**Request**
Return every record below exactly as written, but leave out the pictures.

Stored data entries
---*---

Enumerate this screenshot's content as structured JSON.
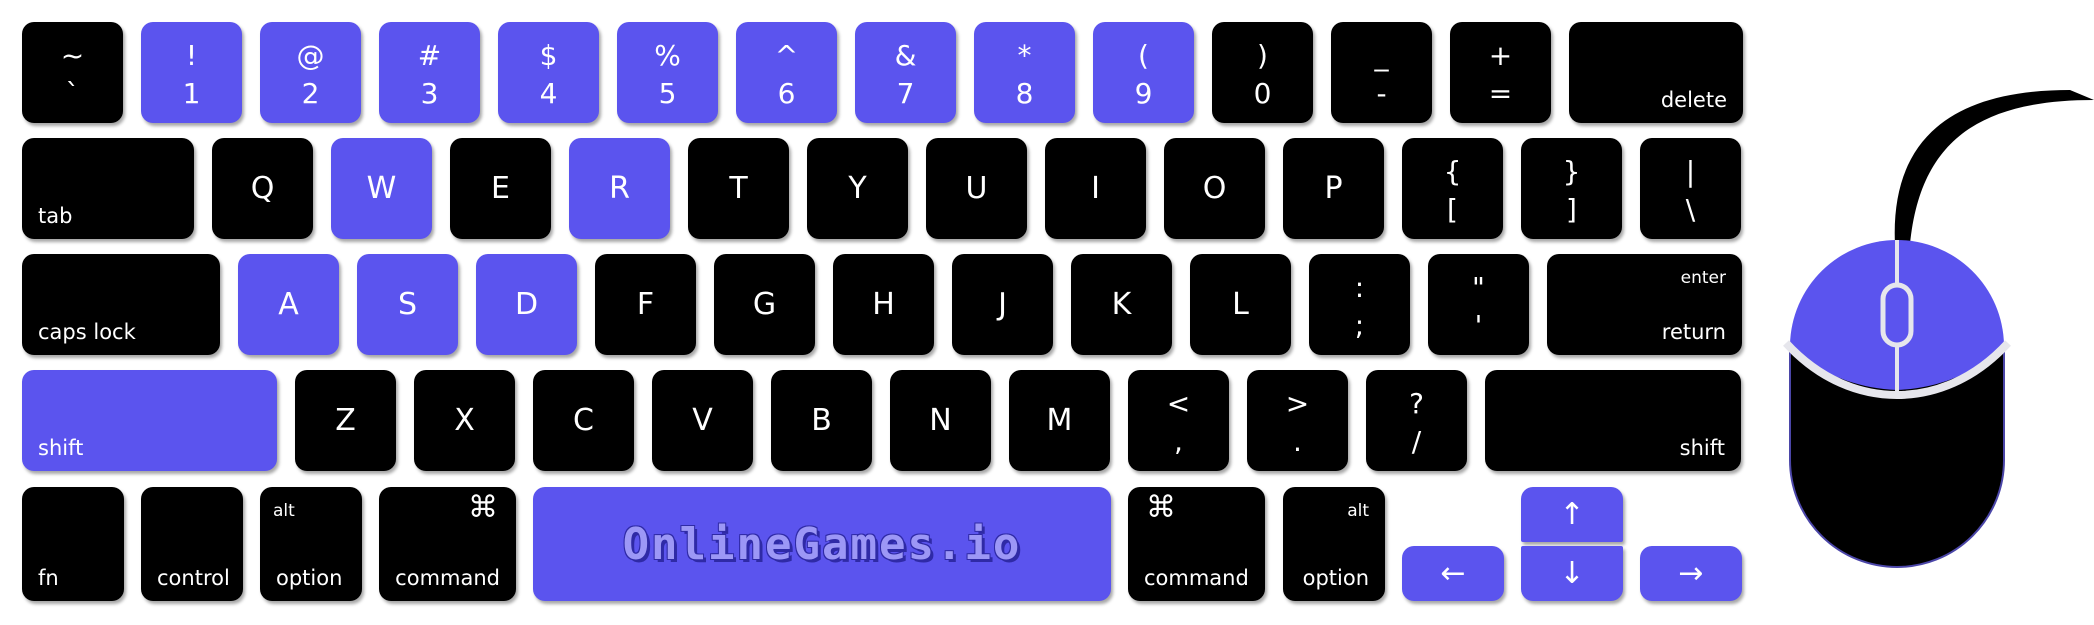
{
  "colors": {
    "highlight": "#5b54ee",
    "key": "#000000",
    "text": "#ffffff",
    "mouse_line": "#e6e6ec",
    "logo_text": "#9c97f6",
    "logo_shadow": "#2f2aa6"
  },
  "rows": [
    [
      {
        "top": "~",
        "bot": "`",
        "hl": false
      },
      {
        "top": "!",
        "bot": "1",
        "hl": true
      },
      {
        "top": "@",
        "bot": "2",
        "hl": true
      },
      {
        "top": "#",
        "bot": "3",
        "hl": true
      },
      {
        "top": "$",
        "bot": "4",
        "hl": true
      },
      {
        "top": "%",
        "bot": "5",
        "hl": true
      },
      {
        "top": "^",
        "bot": "6",
        "hl": true
      },
      {
        "top": "&",
        "bot": "7",
        "hl": true
      },
      {
        "top": "*",
        "bot": "8",
        "hl": true
      },
      {
        "top": "(",
        "bot": "9",
        "hl": true
      },
      {
        "top": ")",
        "bot": "0",
        "hl": false
      },
      {
        "top": "_",
        "bot": "-",
        "hl": false
      },
      {
        "top": "+",
        "bot": "=",
        "hl": false
      },
      {
        "label": "delete",
        "hl": false
      }
    ],
    [
      {
        "label": "tab",
        "hl": false
      },
      {
        "char": "Q",
        "hl": false
      },
      {
        "char": "W",
        "hl": true
      },
      {
        "char": "E",
        "hl": false
      },
      {
        "char": "R",
        "hl": true
      },
      {
        "char": "T",
        "hl": false
      },
      {
        "char": "Y",
        "hl": false
      },
      {
        "char": "U",
        "hl": false
      },
      {
        "char": "I",
        "hl": false
      },
      {
        "char": "O",
        "hl": false
      },
      {
        "char": "P",
        "hl": false
      },
      {
        "top": "{",
        "bot": "[",
        "hl": false
      },
      {
        "top": "}",
        "bot": "]",
        "hl": false
      },
      {
        "top": "|",
        "bot": "\\",
        "hl": false
      }
    ],
    [
      {
        "label": "caps lock",
        "hl": false
      },
      {
        "char": "A",
        "hl": true
      },
      {
        "char": "S",
        "hl": true
      },
      {
        "char": "D",
        "hl": true
      },
      {
        "char": "F",
        "hl": false
      },
      {
        "char": "G",
        "hl": false
      },
      {
        "char": "H",
        "hl": false
      },
      {
        "char": "J",
        "hl": false
      },
      {
        "char": "K",
        "hl": false
      },
      {
        "char": "L",
        "hl": false
      },
      {
        "top": ":",
        "bot": ";",
        "hl": false
      },
      {
        "top": "\"",
        "bot": "'",
        "hl": false
      },
      {
        "label": "return",
        "sub": "enter",
        "hl": false
      }
    ],
    [
      {
        "label": "shift",
        "hl": true
      },
      {
        "char": "Z",
        "hl": false
      },
      {
        "char": "X",
        "hl": false
      },
      {
        "char": "C",
        "hl": false
      },
      {
        "char": "V",
        "hl": false
      },
      {
        "char": "B",
        "hl": false
      },
      {
        "char": "N",
        "hl": false
      },
      {
        "char": "M",
        "hl": false
      },
      {
        "top": "<",
        "bot": ",",
        "hl": false
      },
      {
        "top": ">",
        "bot": ".",
        "hl": false
      },
      {
        "top": "?",
        "bot": "/",
        "hl": false
      },
      {
        "label": "shift",
        "hl": false
      }
    ]
  ],
  "bottom_row": {
    "fn": "fn",
    "control": "control",
    "option_left": {
      "label": "option",
      "sub": "alt"
    },
    "command_left": {
      "label": "command",
      "symbol": "⌘"
    },
    "space": {
      "logo": "OnlineGames.io",
      "hl": true
    },
    "command_right": {
      "label": "command",
      "symbol": "⌘"
    },
    "option_right": {
      "label": "option",
      "sub": "alt"
    },
    "arrows": {
      "up": "↑",
      "down": "↓",
      "left": "←",
      "right": "→",
      "hl": true
    }
  },
  "mouse": {
    "left_button_highlighted": true,
    "right_button_highlighted": true,
    "scroll_wheel": true
  }
}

---*---

**In response**
Enumerate this screenshot's content as structured JSON.
{
  "colors": {
    "highlight": "#5b54ee",
    "key": "#000000",
    "text": "#ffffff",
    "mouse_line": "#e6e6ec",
    "logo_text": "#9c97f6",
    "logo_shadow": "#2f2aa6"
  },
  "rows": [
    [
      {
        "top": "~",
        "bot": "`",
        "hl": false
      },
      {
        "top": "!",
        "bot": "1",
        "hl": true
      },
      {
        "top": "@",
        "bot": "2",
        "hl": true
      },
      {
        "top": "#",
        "bot": "3",
        "hl": true
      },
      {
        "top": "$",
        "bot": "4",
        "hl": true
      },
      {
        "top": "%",
        "bot": "5",
        "hl": true
      },
      {
        "top": "^",
        "bot": "6",
        "hl": true
      },
      {
        "top": "&",
        "bot": "7",
        "hl": true
      },
      {
        "top": "*",
        "bot": "8",
        "hl": true
      },
      {
        "top": "(",
        "bot": "9",
        "hl": true
      },
      {
        "top": ")",
        "bot": "0",
        "hl": false
      },
      {
        "top": "_",
        "bot": "-",
        "hl": false
      },
      {
        "top": "+",
        "bot": "=",
        "hl": false
      },
      {
        "label": "delete",
        "hl": false
      }
    ],
    [
      {
        "label": "tab",
        "hl": false
      },
      {
        "char": "Q",
        "hl": false
      },
      {
        "char": "W",
        "hl": true
      },
      {
        "char": "E",
        "hl": false
      },
      {
        "char": "R",
        "hl": true
      },
      {
        "char": "T",
        "hl": false
      },
      {
        "char": "Y",
        "hl": false
      },
      {
        "char": "U",
        "hl": false
      },
      {
        "char": "I",
        "hl": false
      },
      {
        "char": "O",
        "hl": false
      },
      {
        "char": "P",
        "hl": false
      },
      {
        "top": "{",
        "bot": "[",
        "hl": false
      },
      {
        "top": "}",
        "bot": "]",
        "hl": false
      },
      {
        "top": "|",
        "bot": "\\",
        "hl": false
      }
    ],
    [
      {
        "label": "caps lock",
        "hl": false
      },
      {
        "char": "A",
        "hl": true
      },
      {
        "char": "S",
        "hl": true
      },
      {
        "char": "D",
        "hl": true
      },
      {
        "char": "F",
        "hl": false
      },
      {
        "char": "G",
        "hl": false
      },
      {
        "char": "H",
        "hl": false
      },
      {
        "char": "J",
        "hl": false
      },
      {
        "char": "K",
        "hl": false
      },
      {
        "char": "L",
        "hl": false
      },
      {
        "top": ":",
        "bot": ";",
        "hl": false
      },
      {
        "top": "\"",
        "bot": "'",
        "hl": false
      },
      {
        "label": "return",
        "sub": "enter",
        "hl": false
      }
    ],
    [
      {
        "label": "shift",
        "hl": true
      },
      {
        "char": "Z",
        "hl": false
      },
      {
        "char": "X",
        "hl": false
      },
      {
        "char": "C",
        "hl": false
      },
      {
        "char": "V",
        "hl": false
      },
      {
        "char": "B",
        "hl": false
      },
      {
        "char": "N",
        "hl": false
      },
      {
        "char": "M",
        "hl": false
      },
      {
        "top": "<",
        "bot": ",",
        "hl": false
      },
      {
        "top": ">",
        "bot": ".",
        "hl": false
      },
      {
        "top": "?",
        "bot": "/",
        "hl": false
      },
      {
        "label": "shift",
        "hl": false
      }
    ]
  ],
  "bottom_row": {
    "fn": "fn",
    "control": "control",
    "option_left": {
      "label": "option",
      "sub": "alt"
    },
    "command_left": {
      "label": "command",
      "symbol": "⌘"
    },
    "space": {
      "logo": "OnlineGames.io",
      "hl": true
    },
    "command_right": {
      "label": "command",
      "symbol": "⌘"
    },
    "option_right": {
      "label": "option",
      "sub": "alt"
    },
    "arrows": {
      "up": "↑",
      "down": "↓",
      "left": "←",
      "right": "→",
      "hl": true
    }
  },
  "mouse": {
    "left_button_highlighted": true,
    "right_button_highlighted": true,
    "scroll_wheel": true
  }
}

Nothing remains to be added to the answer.